## What to do
Give a verbatim quotation of every record.

*** Data for processing ***

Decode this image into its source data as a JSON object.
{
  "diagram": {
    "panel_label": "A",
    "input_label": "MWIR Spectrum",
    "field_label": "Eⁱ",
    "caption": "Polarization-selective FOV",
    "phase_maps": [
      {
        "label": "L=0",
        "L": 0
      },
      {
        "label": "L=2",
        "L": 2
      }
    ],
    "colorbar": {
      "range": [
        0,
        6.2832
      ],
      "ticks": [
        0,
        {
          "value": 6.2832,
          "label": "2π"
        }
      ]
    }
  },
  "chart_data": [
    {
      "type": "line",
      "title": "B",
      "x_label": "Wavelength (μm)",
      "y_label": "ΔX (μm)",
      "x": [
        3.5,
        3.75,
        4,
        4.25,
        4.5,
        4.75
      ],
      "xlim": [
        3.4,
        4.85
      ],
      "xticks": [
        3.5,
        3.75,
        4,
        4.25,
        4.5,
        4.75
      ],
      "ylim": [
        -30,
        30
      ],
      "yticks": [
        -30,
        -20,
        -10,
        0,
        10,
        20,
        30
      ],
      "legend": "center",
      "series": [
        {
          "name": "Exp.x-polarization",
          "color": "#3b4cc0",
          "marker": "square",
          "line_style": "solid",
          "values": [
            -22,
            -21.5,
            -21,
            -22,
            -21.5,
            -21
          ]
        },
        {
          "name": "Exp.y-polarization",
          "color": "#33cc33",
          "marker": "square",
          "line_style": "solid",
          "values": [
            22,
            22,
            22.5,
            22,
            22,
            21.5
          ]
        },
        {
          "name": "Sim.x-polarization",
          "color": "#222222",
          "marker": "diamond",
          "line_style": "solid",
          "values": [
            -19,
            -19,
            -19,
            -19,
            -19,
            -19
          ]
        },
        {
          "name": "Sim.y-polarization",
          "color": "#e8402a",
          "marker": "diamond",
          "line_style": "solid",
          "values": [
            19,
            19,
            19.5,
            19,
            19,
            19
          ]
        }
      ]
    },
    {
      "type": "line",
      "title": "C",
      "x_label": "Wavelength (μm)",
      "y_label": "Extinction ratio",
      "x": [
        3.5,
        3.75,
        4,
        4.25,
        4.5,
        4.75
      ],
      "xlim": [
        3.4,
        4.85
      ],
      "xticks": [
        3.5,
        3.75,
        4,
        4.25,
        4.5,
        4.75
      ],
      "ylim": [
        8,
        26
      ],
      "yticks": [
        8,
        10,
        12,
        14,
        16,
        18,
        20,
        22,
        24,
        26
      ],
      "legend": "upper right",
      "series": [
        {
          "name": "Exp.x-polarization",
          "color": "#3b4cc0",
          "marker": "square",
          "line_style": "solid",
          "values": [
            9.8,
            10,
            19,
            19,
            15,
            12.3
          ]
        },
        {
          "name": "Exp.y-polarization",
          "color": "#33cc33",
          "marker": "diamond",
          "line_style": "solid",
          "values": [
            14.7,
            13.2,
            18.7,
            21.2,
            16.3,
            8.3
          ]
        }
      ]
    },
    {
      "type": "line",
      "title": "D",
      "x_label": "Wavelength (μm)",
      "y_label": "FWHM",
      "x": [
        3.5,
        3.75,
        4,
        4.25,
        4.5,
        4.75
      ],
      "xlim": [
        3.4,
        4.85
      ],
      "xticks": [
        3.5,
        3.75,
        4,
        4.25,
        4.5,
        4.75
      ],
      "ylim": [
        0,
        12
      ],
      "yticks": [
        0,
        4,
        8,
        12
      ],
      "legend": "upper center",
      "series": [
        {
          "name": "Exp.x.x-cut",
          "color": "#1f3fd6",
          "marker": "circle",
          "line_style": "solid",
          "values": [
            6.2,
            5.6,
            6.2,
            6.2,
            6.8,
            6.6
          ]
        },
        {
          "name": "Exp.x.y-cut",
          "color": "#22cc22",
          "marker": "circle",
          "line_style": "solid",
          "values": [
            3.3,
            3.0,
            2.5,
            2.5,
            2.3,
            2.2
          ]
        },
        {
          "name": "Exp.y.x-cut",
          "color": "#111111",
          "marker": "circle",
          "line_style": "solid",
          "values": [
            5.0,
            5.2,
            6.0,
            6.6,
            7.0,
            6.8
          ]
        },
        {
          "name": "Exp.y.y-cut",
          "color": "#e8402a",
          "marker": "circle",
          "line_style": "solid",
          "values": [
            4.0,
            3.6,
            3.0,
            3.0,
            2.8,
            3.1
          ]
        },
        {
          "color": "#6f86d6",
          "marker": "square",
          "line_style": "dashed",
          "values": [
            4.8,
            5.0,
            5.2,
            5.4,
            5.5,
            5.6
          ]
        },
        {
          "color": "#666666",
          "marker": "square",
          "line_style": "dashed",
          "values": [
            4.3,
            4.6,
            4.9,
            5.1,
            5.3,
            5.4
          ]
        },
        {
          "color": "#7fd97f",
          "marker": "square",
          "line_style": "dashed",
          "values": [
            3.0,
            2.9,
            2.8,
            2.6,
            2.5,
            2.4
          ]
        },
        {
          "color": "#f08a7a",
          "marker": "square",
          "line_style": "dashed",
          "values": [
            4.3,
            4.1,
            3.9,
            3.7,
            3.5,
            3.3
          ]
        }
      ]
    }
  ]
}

***

## Answer to the task
Decode this image into its source data as a JSON object.
{
  "diagram": {
    "panel_label": "A",
    "input_label": "MWIR Spectrum",
    "field_label": "Eⁱ",
    "caption": "Polarization-selective FOV",
    "phase_maps": [
      {
        "label": "L=0",
        "L": 0
      },
      {
        "label": "L=2",
        "L": 2
      }
    ],
    "colorbar": {
      "range": [
        0,
        6.2832
      ],
      "ticks": [
        0,
        {
          "value": 6.2832,
          "label": "2π"
        }
      ]
    }
  },
  "chart_data": [
    {
      "type": "line",
      "title": "B",
      "x_label": "Wavelength (μm)",
      "y_label": "ΔX (μm)",
      "x": [
        3.5,
        3.75,
        4,
        4.25,
        4.5,
        4.75
      ],
      "xlim": [
        3.4,
        4.85
      ],
      "xticks": [
        3.5,
        3.75,
        4,
        4.25,
        4.5,
        4.75
      ],
      "ylim": [
        -30,
        30
      ],
      "yticks": [
        -30,
        -20,
        -10,
        0,
        10,
        20,
        30
      ],
      "legend": "center",
      "series": [
        {
          "name": "Exp.x-polarization",
          "color": "#3b4cc0",
          "marker": "square",
          "line_style": "solid",
          "values": [
            -22,
            -21.5,
            -21,
            -22,
            -21.5,
            -21
          ]
        },
        {
          "name": "Exp.y-polarization",
          "color": "#33cc33",
          "marker": "square",
          "line_style": "solid",
          "values": [
            22,
            22,
            22.5,
            22,
            22,
            21.5
          ]
        },
        {
          "name": "Sim.x-polarization",
          "color": "#222222",
          "marker": "diamond",
          "line_style": "solid",
          "values": [
            -19,
            -19,
            -19,
            -19,
            -19,
            -19
          ]
        },
        {
          "name": "Sim.y-polarization",
          "color": "#e8402a",
          "marker": "diamond",
          "line_style": "solid",
          "values": [
            19,
            19,
            19.5,
            19,
            19,
            19
          ]
        }
      ]
    },
    {
      "type": "line",
      "title": "C",
      "x_label": "Wavelength (μm)",
      "y_label": "Extinction ratio",
      "x": [
        3.5,
        3.75,
        4,
        4.25,
        4.5,
        4.75
      ],
      "xlim": [
        3.4,
        4.85
      ],
      "xticks": [
        3.5,
        3.75,
        4,
        4.25,
        4.5,
        4.75
      ],
      "ylim": [
        8,
        26
      ],
      "yticks": [
        8,
        10,
        12,
        14,
        16,
        18,
        20,
        22,
        24,
        26
      ],
      "legend": "upper right",
      "series": [
        {
          "name": "Exp.x-polarization",
          "color": "#3b4cc0",
          "marker": "square",
          "line_style": "solid",
          "values": [
            9.8,
            10,
            19,
            19,
            15,
            12.3
          ]
        },
        {
          "name": "Exp.y-polarization",
          "color": "#33cc33",
          "marker": "diamond",
          "line_style": "solid",
          "values": [
            14.7,
            13.2,
            18.7,
            21.2,
            16.3,
            8.3
          ]
        }
      ]
    },
    {
      "type": "line",
      "title": "D",
      "x_label": "Wavelength (μm)",
      "y_label": "FWHM",
      "x": [
        3.5,
        3.75,
        4,
        4.25,
        4.5,
        4.75
      ],
      "xlim": [
        3.4,
        4.85
      ],
      "xticks": [
        3.5,
        3.75,
        4,
        4.25,
        4.5,
        4.75
      ],
      "ylim": [
        0,
        12
      ],
      "yticks": [
        0,
        4,
        8,
        12
      ],
      "legend": "upper center",
      "series": [
        {
          "name": "Exp.x.x-cut",
          "color": "#1f3fd6",
          "marker": "circle",
          "line_style": "solid",
          "values": [
            6.2,
            5.6,
            6.2,
            6.2,
            6.8,
            6.6
          ]
        },
        {
          "name": "Exp.x.y-cut",
          "color": "#22cc22",
          "marker": "circle",
          "line_style": "solid",
          "values": [
            3.3,
            3.0,
            2.5,
            2.5,
            2.3,
            2.2
          ]
        },
        {
          "name": "Exp.y.x-cut",
          "color": "#111111",
          "marker": "circle",
          "line_style": "solid",
          "values": [
            5.0,
            5.2,
            6.0,
            6.6,
            7.0,
            6.8
          ]
        },
        {
          "name": "Exp.y.y-cut",
          "color": "#e8402a",
          "marker": "circle",
          "line_style": "solid",
          "values": [
            4.0,
            3.6,
            3.0,
            3.0,
            2.8,
            3.1
          ]
        },
        {
          "color": "#6f86d6",
          "marker": "square",
          "line_style": "dashed",
          "values": [
            4.8,
            5.0,
            5.2,
            5.4,
            5.5,
            5.6
          ]
        },
        {
          "color": "#666666",
          "marker": "square",
          "line_style": "dashed",
          "values": [
            4.3,
            4.6,
            4.9,
            5.1,
            5.3,
            5.4
          ]
        },
        {
          "color": "#7fd97f",
          "marker": "square",
          "line_style": "dashed",
          "values": [
            3.0,
            2.9,
            2.8,
            2.6,
            2.5,
            2.4
          ]
        },
        {
          "color": "#f08a7a",
          "marker": "square",
          "line_style": "dashed",
          "values": [
            4.3,
            4.1,
            3.9,
            3.7,
            3.5,
            3.3
          ]
        }
      ]
    }
  ]
}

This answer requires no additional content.